Dataset listings of figures:
========================================

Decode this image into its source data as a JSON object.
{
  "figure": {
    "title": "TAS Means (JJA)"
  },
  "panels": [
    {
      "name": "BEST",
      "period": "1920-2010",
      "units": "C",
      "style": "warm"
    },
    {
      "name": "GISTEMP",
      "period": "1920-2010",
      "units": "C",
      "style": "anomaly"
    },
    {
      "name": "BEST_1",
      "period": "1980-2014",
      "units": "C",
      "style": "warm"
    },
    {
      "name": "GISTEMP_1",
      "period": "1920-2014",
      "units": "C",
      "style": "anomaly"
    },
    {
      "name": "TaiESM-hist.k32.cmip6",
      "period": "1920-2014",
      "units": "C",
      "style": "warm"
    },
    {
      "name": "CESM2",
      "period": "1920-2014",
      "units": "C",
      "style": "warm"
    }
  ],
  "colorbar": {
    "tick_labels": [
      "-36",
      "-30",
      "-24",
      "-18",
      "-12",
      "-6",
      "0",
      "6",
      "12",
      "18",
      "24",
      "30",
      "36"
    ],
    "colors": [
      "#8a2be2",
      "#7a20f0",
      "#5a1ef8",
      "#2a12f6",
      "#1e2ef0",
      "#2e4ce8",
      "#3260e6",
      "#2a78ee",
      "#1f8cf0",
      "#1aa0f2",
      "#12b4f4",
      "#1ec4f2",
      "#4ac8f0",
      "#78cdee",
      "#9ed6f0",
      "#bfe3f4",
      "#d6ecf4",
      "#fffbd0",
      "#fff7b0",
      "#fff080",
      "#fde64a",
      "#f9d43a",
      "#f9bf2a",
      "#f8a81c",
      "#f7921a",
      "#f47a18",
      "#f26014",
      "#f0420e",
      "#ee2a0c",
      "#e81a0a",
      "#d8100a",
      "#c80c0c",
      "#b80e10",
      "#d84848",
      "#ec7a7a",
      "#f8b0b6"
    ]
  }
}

========================================

REQUIRED WORK: Send back every record, precisely as written.

RESPONSE TO THIS EXERCISE:
Decode this image into its source data as a JSON object.
{
  "figure": {
    "title": "TAS Means (JJA)"
  },
  "panels": [
    {
      "name": "BEST",
      "period": "1920-2010",
      "units": "C",
      "style": "warm"
    },
    {
      "name": "GISTEMP",
      "period": "1920-2010",
      "units": "C",
      "style": "anomaly"
    },
    {
      "name": "BEST_1",
      "period": "1980-2014",
      "units": "C",
      "style": "warm"
    },
    {
      "name": "GISTEMP_1",
      "period": "1920-2014",
      "units": "C",
      "style": "anomaly"
    },
    {
      "name": "TaiESM-hist.k32.cmip6",
      "period": "1920-2014",
      "units": "C",
      "style": "warm"
    },
    {
      "name": "CESM2",
      "period": "1920-2014",
      "units": "C",
      "style": "warm"
    }
  ],
  "colorbar": {
    "tick_labels": [
      "-36",
      "-30",
      "-24",
      "-18",
      "-12",
      "-6",
      "0",
      "6",
      "12",
      "18",
      "24",
      "30",
      "36"
    ],
    "colors": [
      "#8a2be2",
      "#7a20f0",
      "#5a1ef8",
      "#2a12f6",
      "#1e2ef0",
      "#2e4ce8",
      "#3260e6",
      "#2a78ee",
      "#1f8cf0",
      "#1aa0f2",
      "#12b4f4",
      "#1ec4f2",
      "#4ac8f0",
      "#78cdee",
      "#9ed6f0",
      "#bfe3f4",
      "#d6ecf4",
      "#fffbd0",
      "#fff7b0",
      "#fff080",
      "#fde64a",
      "#f9d43a",
      "#f9bf2a",
      "#f8a81c",
      "#f7921a",
      "#f47a18",
      "#f26014",
      "#f0420e",
      "#ee2a0c",
      "#e81a0a",
      "#d8100a",
      "#c80c0c",
      "#b80e10",
      "#d84848",
      "#ec7a7a",
      "#f8b0b6"
    ]
  }
}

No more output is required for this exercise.